Transcribe every entry word for word, leaving out all images.

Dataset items

######

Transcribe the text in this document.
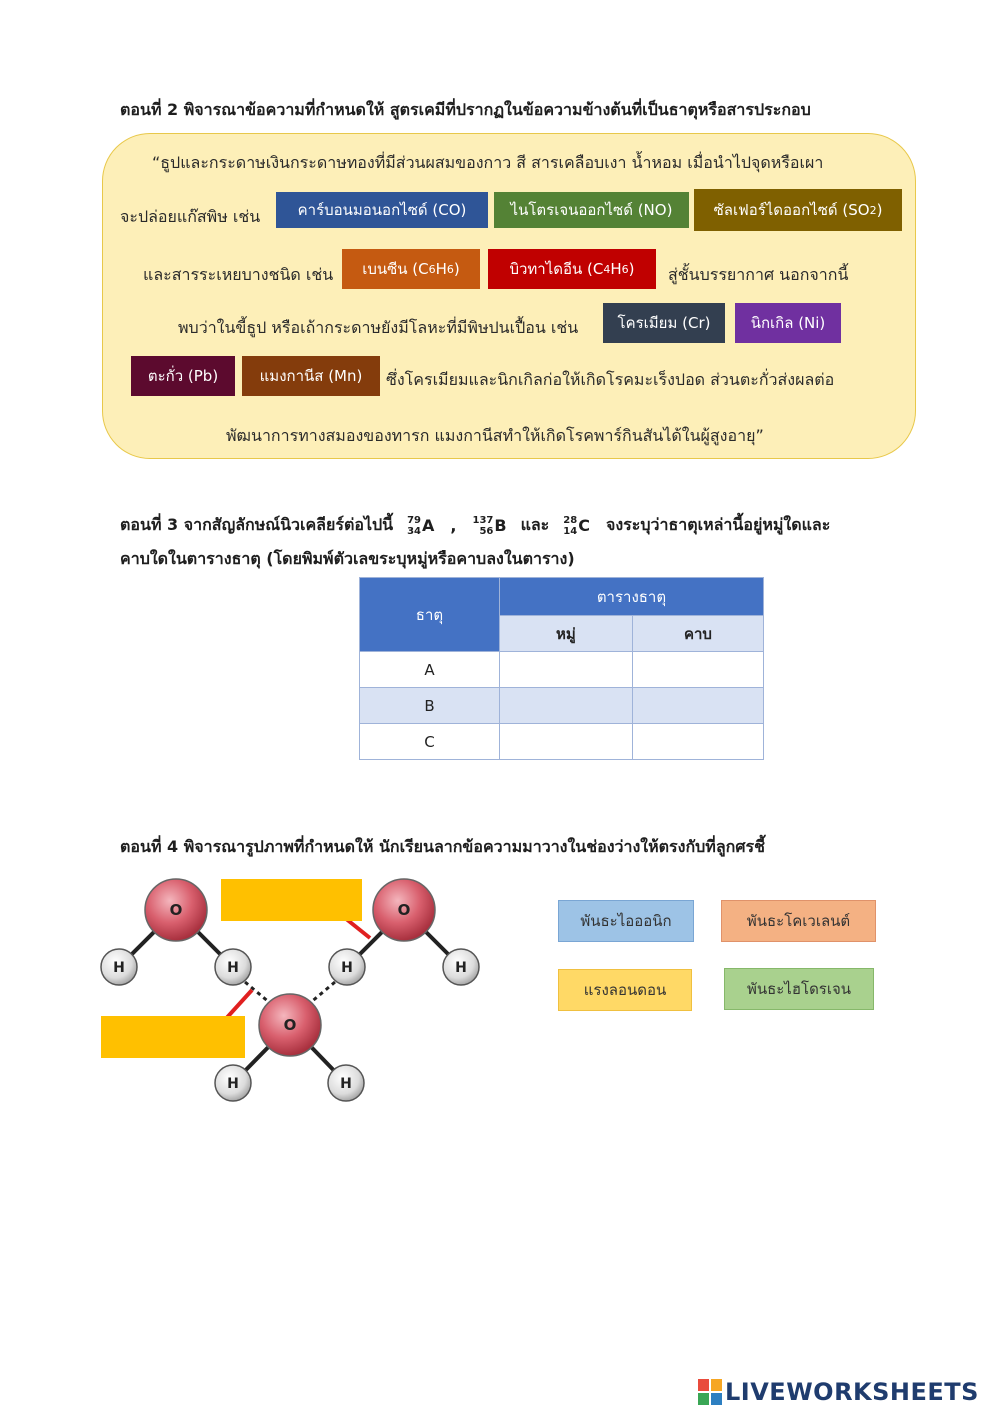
ตอนที่ 2 พิจารณาข้อความที่กำหนดให้ สูตรเคมีที่ปรากฏในข้อความข้างต้นที่เป็นธาตุหรือสารประกอบ
“ธูปและกระดาษเงินกระดาษทองที่มีส่วนผสมของกาว สี สารเคลือบเงา น้ำหอม เมื่อนำไปจุดหรือเผา
จะปล่อยแก๊สพิษ เช่น	คาร์บอนมอนอกไซด์ (CO)	ไนโตรเจนออกไซด์ (NO)	ซัลเฟอร์ไดออกไซด์ (SO 2 )
และสารระเหยบางชนิด เช่น เบนซีน (C 6 H 6 )	บิวทาไดอีน (C 4 H 6 ) สู่ชั้นบรรยากาศ นอกจากนี้
พบว่าในขี้ธูป หรือเถ้ากระดาษยังมีโลหะที่มีพิษปนเปื้อน เช่น	โครเมียม (Cr)	นิกเกิล (Ni)
ตะกั่ว (Pb)	แมงกานีส (Mn)	ซึ่งโครเมียมและนิกเกิลก่อให้เกิดโรคมะเร็งปอด ส่วนตะกั่วส่งผลต่อ
พัฒนาการทางสมองของทารก แมงกานีสทำให้เกิดโรคพาร์กินสันได้ในผู้สูงอายุ”
ตอนที่ 3 จากสัญลักษณ์นิวเคลียร์ต่อไปนี้ 79
34 A , 137
56 B และ 28
14 C จงระบุว่าธาตุเหล่านี้อยู่หมู่ใดและ
คาบใดในตารางธาตุ (โดยพิมพ์ตัวเลขระบุหมู่หรือคาบลงในตาราง)
ธาตุ	ตารางธาตุ	
	หมู่	คาบ
A		
B		
C		
ตอนที่ 4 พิจารณารูปภาพที่กำหนดให้ นักเรียนลากข้อความมาวางในช่องว่างให้ตรงกับที่ลูกศรชี้
O	O
O
H	H	H	H
H	H
พันธะไอออนิก	พันธะโคเวเลนต์
แรงลอนดอน	พันธะไฮโดรเจน
LIVEWORKSHEETS
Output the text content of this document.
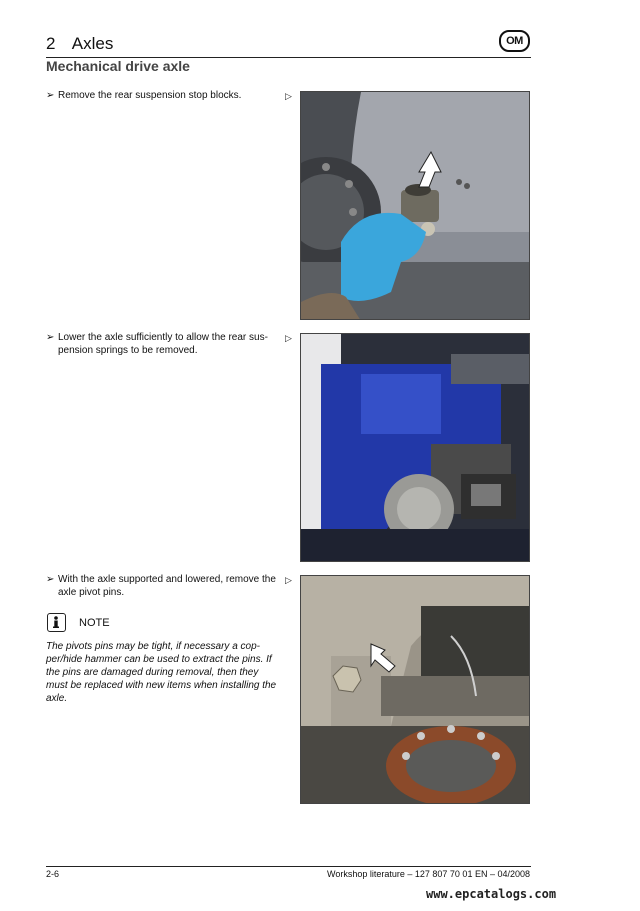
2 Axles	OM
Mechanical drive axle
➢ Remove the rear suspension stop blocks.	▷
➢ Lower the axle sufficiently to allow the rear sus-pension springs to be removed.
▷
➢ With the axle supported and lowered, remove the axle pivot pins.
▷
NOTE
The pivots pins may be tight, if necessary a cop-per/hide hammer can be used to extract the pins. If the pins are damaged during removal, then they must be replaced with new items when installing the axle.
2-6	Workshop literature – 127 807 70 01 EN – 04/2008
www.epcatalogs.com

######

● Solution to the exercise:
Transcribe the text in this document.
ตอนที่ 2 พิจารณาข้อความที่กำหนดให้ สูตรเคมีที่ปรากฏในข้อความข้างต้นที่เป็นธาตุหรือสารประกอบ
“ธูปและกระดาษเงินกระดาษทองที่มีส่วนผสมของกาว สี สารเคลือบเงา น้ำหอม เมื่อนำไปจุดหรือเผา
จะปล่อยแก๊สพิษ เช่น	คาร์บอนมอนอกไซด์ (CO)	ไนโตรเจนออกไซด์ (NO)	ซัลเฟอร์ไดออกไซด์ (SO 2 )
และสารระเหยบางชนิด เช่น เบนซีน (C 6 H 6 )	บิวทาไดอีน (C 4 H 6 ) สู่ชั้นบรรยากาศ นอกจากนี้
พบว่าในขี้ธูป หรือเถ้ากระดาษยังมีโลหะที่มีพิษปนเปื้อน เช่น	โครเมียม (Cr)	นิกเกิล (Ni)
ตะกั่ว (Pb)	แมงกานีส (Mn)	ซึ่งโครเมียมและนิกเกิลก่อให้เกิดโรคมะเร็งปอด ส่วนตะกั่วส่งผลต่อ
พัฒนาการทางสมองของทารก แมงกานีสทำให้เกิดโรคพาร์กินสันได้ในผู้สูงอายุ”
ตอนที่ 3 จากสัญลักษณ์นิวเคลียร์ต่อไปนี้ 79
34 A , 137
56 B และ 28
14 C จงระบุว่าธาตุเหล่านี้อยู่หมู่ใดและ
คาบใดในตารางธาตุ (โดยพิมพ์ตัวเลขระบุหมู่หรือคาบลงในตาราง)
ธาตุ	ตารางธาตุ	
	หมู่	คาบ
A		
B		
C		
ตอนที่ 4 พิจารณารูปภาพที่กำหนดให้ นักเรียนลากข้อความมาวางในช่องว่างให้ตรงกับที่ลูกศรชี้
O	O
O
H	H	H	H
H	H
พันธะไอออนิก	พันธะโคเวเลนต์
แรงลอนดอน	พันธะไฮโดรเจน
LIVEWORKSHEETS
Output the text content of this document.
2 Axles	OM
Mechanical drive axle
➢ Remove the rear suspension stop blocks.	▷
➢ Lower the axle sufficiently to allow the rear sus-pension springs to be removed.
▷
➢ With the axle supported and lowered, remove the axle pivot pins.
▷
NOTE
The pivots pins may be tight, if necessary a cop-per/hide hammer can be used to extract the pins. If the pins are damaged during removal, then they must be replaced with new items when installing the axle.
2-6	Workshop literature – 127 807 70 01 EN – 04/2008
www.epcatalogs.com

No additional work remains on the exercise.